start Data provided

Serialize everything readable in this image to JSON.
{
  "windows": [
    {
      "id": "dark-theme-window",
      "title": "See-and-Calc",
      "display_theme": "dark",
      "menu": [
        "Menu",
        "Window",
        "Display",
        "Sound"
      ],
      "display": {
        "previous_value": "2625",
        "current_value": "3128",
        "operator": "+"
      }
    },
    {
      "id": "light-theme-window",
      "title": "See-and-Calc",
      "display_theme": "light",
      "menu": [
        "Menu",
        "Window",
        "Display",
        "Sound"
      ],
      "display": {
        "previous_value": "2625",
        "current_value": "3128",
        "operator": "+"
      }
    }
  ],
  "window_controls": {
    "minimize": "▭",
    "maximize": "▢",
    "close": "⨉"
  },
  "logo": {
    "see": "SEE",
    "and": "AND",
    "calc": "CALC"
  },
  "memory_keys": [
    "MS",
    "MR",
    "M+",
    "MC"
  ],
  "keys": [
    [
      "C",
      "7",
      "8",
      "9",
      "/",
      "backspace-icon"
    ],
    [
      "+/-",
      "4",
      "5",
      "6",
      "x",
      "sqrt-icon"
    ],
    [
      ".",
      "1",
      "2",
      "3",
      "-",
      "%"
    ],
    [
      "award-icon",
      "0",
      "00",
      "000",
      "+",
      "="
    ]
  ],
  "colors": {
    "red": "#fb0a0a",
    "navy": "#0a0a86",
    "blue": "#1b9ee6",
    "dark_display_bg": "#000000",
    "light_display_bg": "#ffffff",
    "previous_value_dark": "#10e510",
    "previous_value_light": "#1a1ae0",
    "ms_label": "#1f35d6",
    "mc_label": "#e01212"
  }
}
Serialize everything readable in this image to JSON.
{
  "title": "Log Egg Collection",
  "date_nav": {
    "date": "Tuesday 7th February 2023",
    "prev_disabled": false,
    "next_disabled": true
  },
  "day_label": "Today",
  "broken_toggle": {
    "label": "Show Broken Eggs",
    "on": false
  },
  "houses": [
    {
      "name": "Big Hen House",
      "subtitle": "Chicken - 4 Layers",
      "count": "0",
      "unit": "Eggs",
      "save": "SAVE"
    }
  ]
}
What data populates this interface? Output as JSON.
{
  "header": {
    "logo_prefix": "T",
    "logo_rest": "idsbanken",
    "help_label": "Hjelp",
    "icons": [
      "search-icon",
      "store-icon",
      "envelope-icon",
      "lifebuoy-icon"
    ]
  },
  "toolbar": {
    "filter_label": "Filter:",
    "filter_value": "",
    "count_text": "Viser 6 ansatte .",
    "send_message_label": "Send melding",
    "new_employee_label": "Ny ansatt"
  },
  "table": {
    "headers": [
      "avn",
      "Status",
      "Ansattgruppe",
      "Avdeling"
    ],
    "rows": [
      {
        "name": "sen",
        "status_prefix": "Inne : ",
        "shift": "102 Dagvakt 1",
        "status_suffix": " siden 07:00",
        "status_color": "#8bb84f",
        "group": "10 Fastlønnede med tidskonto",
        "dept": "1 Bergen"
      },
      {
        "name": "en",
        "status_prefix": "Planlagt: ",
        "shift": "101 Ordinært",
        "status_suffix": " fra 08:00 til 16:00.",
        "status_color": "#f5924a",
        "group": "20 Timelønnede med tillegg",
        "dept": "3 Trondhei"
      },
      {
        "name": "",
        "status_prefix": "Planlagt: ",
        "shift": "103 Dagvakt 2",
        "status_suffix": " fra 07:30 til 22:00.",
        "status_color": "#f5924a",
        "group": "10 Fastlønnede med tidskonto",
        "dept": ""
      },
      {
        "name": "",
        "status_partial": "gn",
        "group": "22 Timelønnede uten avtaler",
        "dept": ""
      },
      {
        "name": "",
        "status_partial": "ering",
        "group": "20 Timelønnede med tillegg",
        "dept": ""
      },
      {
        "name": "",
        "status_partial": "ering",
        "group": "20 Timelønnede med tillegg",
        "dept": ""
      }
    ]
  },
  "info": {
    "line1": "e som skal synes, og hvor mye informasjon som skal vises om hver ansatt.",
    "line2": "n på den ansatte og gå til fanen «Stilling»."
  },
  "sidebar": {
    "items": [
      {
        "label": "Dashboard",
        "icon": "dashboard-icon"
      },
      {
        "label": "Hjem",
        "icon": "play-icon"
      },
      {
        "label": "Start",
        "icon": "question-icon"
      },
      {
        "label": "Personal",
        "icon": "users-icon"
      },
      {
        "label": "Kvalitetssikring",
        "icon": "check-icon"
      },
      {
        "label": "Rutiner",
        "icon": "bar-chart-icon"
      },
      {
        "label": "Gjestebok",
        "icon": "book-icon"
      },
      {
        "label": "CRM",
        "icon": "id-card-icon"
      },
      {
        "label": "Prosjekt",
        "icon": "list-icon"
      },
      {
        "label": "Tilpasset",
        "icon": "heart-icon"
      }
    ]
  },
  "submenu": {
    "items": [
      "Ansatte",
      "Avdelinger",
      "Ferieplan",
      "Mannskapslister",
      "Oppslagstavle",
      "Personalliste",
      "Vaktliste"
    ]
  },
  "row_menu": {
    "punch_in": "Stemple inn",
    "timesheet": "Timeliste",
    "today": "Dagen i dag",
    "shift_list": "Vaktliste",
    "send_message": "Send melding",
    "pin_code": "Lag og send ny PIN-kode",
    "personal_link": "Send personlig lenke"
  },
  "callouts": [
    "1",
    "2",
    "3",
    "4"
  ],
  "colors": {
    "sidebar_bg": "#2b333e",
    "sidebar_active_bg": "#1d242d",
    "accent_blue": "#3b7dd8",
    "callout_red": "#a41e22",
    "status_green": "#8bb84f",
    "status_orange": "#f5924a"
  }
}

end Data provided

Instructions to follow: Reproduce the listing above word for word.

Final result:
Serialize everything readable in this image to JSON.
{
  "windows": [
    {
      "id": "dark-theme-window",
      "title": "See-and-Calc",
      "display_theme": "dark",
      "menu": [
        "Menu",
        "Window",
        "Display",
        "Sound"
      ],
      "display": {
        "previous_value": "2625",
        "current_value": "3128",
        "operator": "+"
      }
    },
    {
      "id": "light-theme-window",
      "title": "See-and-Calc",
      "display_theme": "light",
      "menu": [
        "Menu",
        "Window",
        "Display",
        "Sound"
      ],
      "display": {
        "previous_value": "2625",
        "current_value": "3128",
        "operator": "+"
      }
    }
  ],
  "window_controls": {
    "minimize": "▭",
    "maximize": "▢",
    "close": "⨉"
  },
  "logo": {
    "see": "SEE",
    "and": "AND",
    "calc": "CALC"
  },
  "memory_keys": [
    "MS",
    "MR",
    "M+",
    "MC"
  ],
  "keys": [
    [
      "C",
      "7",
      "8",
      "9",
      "/",
      "backspace-icon"
    ],
    [
      "+/-",
      "4",
      "5",
      "6",
      "x",
      "sqrt-icon"
    ],
    [
      ".",
      "1",
      "2",
      "3",
      "-",
      "%"
    ],
    [
      "award-icon",
      "0",
      "00",
      "000",
      "+",
      "="
    ]
  ],
  "colors": {
    "red": "#fb0a0a",
    "navy": "#0a0a86",
    "blue": "#1b9ee6",
    "dark_display_bg": "#000000",
    "light_display_bg": "#ffffff",
    "previous_value_dark": "#10e510",
    "previous_value_light": "#1a1ae0",
    "ms_label": "#1f35d6",
    "mc_label": "#e01212"
  }
}
Serialize everything readable in this image to JSON.
{
  "title": "Log Egg Collection",
  "date_nav": {
    "date": "Tuesday 7th February 2023",
    "prev_disabled": false,
    "next_disabled": true
  },
  "day_label": "Today",
  "broken_toggle": {
    "label": "Show Broken Eggs",
    "on": false
  },
  "houses": [
    {
      "name": "Big Hen House",
      "subtitle": "Chicken - 4 Layers",
      "count": "0",
      "unit": "Eggs",
      "save": "SAVE"
    }
  ]
}
What data populates this interface? Output as JSON.
{
  "header": {
    "logo_prefix": "T",
    "logo_rest": "idsbanken",
    "help_label": "Hjelp",
    "icons": [
      "search-icon",
      "store-icon",
      "envelope-icon",
      "lifebuoy-icon"
    ]
  },
  "toolbar": {
    "filter_label": "Filter:",
    "filter_value": "",
    "count_text": "Viser 6 ansatte .",
    "send_message_label": "Send melding",
    "new_employee_label": "Ny ansatt"
  },
  "table": {
    "headers": [
      "avn",
      "Status",
      "Ansattgruppe",
      "Avdeling"
    ],
    "rows": [
      {
        "name": "sen",
        "status_prefix": "Inne : ",
        "shift": "102 Dagvakt 1",
        "status_suffix": " siden 07:00",
        "status_color": "#8bb84f",
        "group": "10 Fastlønnede med tidskonto",
        "dept": "1 Bergen"
      },
      {
        "name": "en",
        "status_prefix": "Planlagt: ",
        "shift": "101 Ordinært",
        "status_suffix": " fra 08:00 til 16:00.",
        "status_color": "#f5924a",
        "group": "20 Timelønnede med tillegg",
        "dept": "3 Trondhei"
      },
      {
        "name": "",
        "status_prefix": "Planlagt: ",
        "shift": "103 Dagvakt 2",
        "status_suffix": " fra 07:30 til 22:00.",
        "status_color": "#f5924a",
        "group": "10 Fastlønnede med tidskonto",
        "dept": ""
      },
      {
        "name": "",
        "status_partial": "gn",
        "group": "22 Timelønnede uten avtaler",
        "dept": ""
      },
      {
        "name": "",
        "status_partial": "ering",
        "group": "20 Timelønnede med tillegg",
        "dept": ""
      },
      {
        "name": "",
        "status_partial": "ering",
        "group": "20 Timelønnede med tillegg",
        "dept": ""
      }
    ]
  },
  "info": {
    "line1": "e som skal synes, og hvor mye informasjon som skal vises om hver ansatt.",
    "line2": "n på den ansatte og gå til fanen «Stilling»."
  },
  "sidebar": {
    "items": [
      {
        "label": "Dashboard",
        "icon": "dashboard-icon"
      },
      {
        "label": "Hjem",
        "icon": "play-icon"
      },
      {
        "label": "Start",
        "icon": "question-icon"
      },
      {
        "label": "Personal",
        "icon": "users-icon"
      },
      {
        "label": "Kvalitetssikring",
        "icon": "check-icon"
      },
      {
        "label": "Rutiner",
        "icon": "bar-chart-icon"
      },
      {
        "label": "Gjestebok",
        "icon": "book-icon"
      },
      {
        "label": "CRM",
        "icon": "id-card-icon"
      },
      {
        "label": "Prosjekt",
        "icon": "list-icon"
      },
      {
        "label": "Tilpasset",
        "icon": "heart-icon"
      }
    ]
  },
  "submenu": {
    "items": [
      "Ansatte",
      "Avdelinger",
      "Ferieplan",
      "Mannskapslister",
      "Oppslagstavle",
      "Personalliste",
      "Vaktliste"
    ]
  },
  "row_menu": {
    "punch_in": "Stemple inn",
    "timesheet": "Timeliste",
    "today": "Dagen i dag",
    "shift_list": "Vaktliste",
    "send_message": "Send melding",
    "pin_code": "Lag og send ny PIN-kode",
    "personal_link": "Send personlig lenke"
  },
  "callouts": [
    "1",
    "2",
    "3",
    "4"
  ],
  "colors": {
    "sidebar_bg": "#2b333e",
    "sidebar_active_bg": "#1d242d",
    "accent_blue": "#3b7dd8",
    "callout_red": "#a41e22",
    "status_green": "#8bb84f",
    "status_orange": "#f5924a"
  }
}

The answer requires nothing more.